>>>>>

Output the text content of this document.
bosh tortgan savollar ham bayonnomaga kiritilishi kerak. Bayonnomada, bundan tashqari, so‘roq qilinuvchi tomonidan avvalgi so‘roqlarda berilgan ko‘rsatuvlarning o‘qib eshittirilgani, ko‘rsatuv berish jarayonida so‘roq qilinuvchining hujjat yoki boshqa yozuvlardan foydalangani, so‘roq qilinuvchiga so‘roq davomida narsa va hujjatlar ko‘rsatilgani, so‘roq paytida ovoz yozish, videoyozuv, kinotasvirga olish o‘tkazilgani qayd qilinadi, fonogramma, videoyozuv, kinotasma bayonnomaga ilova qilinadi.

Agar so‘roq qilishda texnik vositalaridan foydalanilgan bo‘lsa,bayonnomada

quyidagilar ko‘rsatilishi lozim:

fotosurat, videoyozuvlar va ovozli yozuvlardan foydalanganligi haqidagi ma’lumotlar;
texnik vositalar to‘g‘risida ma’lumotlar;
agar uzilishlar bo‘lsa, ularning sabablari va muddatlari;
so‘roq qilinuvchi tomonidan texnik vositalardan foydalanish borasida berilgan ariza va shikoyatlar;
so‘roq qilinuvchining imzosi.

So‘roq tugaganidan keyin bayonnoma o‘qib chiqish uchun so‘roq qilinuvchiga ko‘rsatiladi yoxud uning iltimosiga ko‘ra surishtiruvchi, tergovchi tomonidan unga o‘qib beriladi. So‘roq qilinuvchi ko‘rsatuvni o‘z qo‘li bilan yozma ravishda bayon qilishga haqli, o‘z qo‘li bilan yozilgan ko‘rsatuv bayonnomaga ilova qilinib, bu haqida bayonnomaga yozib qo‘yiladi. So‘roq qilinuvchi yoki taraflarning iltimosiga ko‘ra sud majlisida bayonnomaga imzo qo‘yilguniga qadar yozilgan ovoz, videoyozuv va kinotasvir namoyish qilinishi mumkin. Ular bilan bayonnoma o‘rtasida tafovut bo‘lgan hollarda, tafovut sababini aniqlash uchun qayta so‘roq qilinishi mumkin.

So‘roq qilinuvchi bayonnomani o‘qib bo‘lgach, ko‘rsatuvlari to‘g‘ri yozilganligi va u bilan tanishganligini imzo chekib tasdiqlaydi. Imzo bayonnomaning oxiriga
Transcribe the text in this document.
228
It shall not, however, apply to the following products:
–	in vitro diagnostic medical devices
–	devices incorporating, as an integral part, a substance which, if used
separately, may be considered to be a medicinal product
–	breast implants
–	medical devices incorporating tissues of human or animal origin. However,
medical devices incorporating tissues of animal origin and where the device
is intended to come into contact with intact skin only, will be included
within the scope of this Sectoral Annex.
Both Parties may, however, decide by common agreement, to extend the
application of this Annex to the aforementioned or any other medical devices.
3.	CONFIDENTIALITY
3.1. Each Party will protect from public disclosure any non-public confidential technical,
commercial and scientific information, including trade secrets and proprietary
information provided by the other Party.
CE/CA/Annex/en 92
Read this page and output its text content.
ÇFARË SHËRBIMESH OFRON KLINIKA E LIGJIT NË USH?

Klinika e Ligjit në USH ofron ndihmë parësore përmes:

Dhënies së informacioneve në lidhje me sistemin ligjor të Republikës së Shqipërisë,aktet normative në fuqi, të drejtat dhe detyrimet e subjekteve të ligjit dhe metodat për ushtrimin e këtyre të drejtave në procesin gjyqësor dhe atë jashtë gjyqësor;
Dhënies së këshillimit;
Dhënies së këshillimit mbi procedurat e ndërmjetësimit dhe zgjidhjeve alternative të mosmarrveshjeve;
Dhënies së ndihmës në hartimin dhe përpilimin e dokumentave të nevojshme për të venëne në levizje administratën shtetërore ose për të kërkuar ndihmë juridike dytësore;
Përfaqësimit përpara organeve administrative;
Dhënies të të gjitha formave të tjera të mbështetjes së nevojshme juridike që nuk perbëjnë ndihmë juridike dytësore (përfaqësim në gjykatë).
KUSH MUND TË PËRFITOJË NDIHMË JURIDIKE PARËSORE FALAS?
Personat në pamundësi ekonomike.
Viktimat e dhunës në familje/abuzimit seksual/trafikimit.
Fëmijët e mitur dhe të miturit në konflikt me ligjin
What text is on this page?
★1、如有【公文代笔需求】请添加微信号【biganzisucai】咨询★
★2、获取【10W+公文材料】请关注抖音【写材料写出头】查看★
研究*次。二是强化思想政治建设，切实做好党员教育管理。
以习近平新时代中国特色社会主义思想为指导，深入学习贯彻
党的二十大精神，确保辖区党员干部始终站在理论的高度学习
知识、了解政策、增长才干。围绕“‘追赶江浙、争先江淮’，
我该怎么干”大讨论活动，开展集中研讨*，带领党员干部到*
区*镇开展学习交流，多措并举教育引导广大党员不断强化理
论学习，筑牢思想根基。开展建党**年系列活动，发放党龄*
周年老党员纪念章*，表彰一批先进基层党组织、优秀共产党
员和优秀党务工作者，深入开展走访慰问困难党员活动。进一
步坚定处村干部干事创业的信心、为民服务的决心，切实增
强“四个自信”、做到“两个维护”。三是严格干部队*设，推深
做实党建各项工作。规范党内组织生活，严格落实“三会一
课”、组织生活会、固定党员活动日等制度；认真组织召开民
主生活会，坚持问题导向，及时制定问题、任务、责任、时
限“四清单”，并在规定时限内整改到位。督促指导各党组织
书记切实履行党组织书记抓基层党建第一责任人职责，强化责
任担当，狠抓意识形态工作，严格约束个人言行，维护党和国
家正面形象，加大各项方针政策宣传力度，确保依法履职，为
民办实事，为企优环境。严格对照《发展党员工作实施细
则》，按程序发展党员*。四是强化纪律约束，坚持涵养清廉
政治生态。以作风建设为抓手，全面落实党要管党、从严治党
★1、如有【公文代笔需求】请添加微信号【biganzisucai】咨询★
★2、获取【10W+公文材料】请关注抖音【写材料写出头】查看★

<<<<<

Copy out every line of the data that includes "other".

[Written answer]:
application of this Annex to the aforementioned or any other medical devices.
information provided by the other Party.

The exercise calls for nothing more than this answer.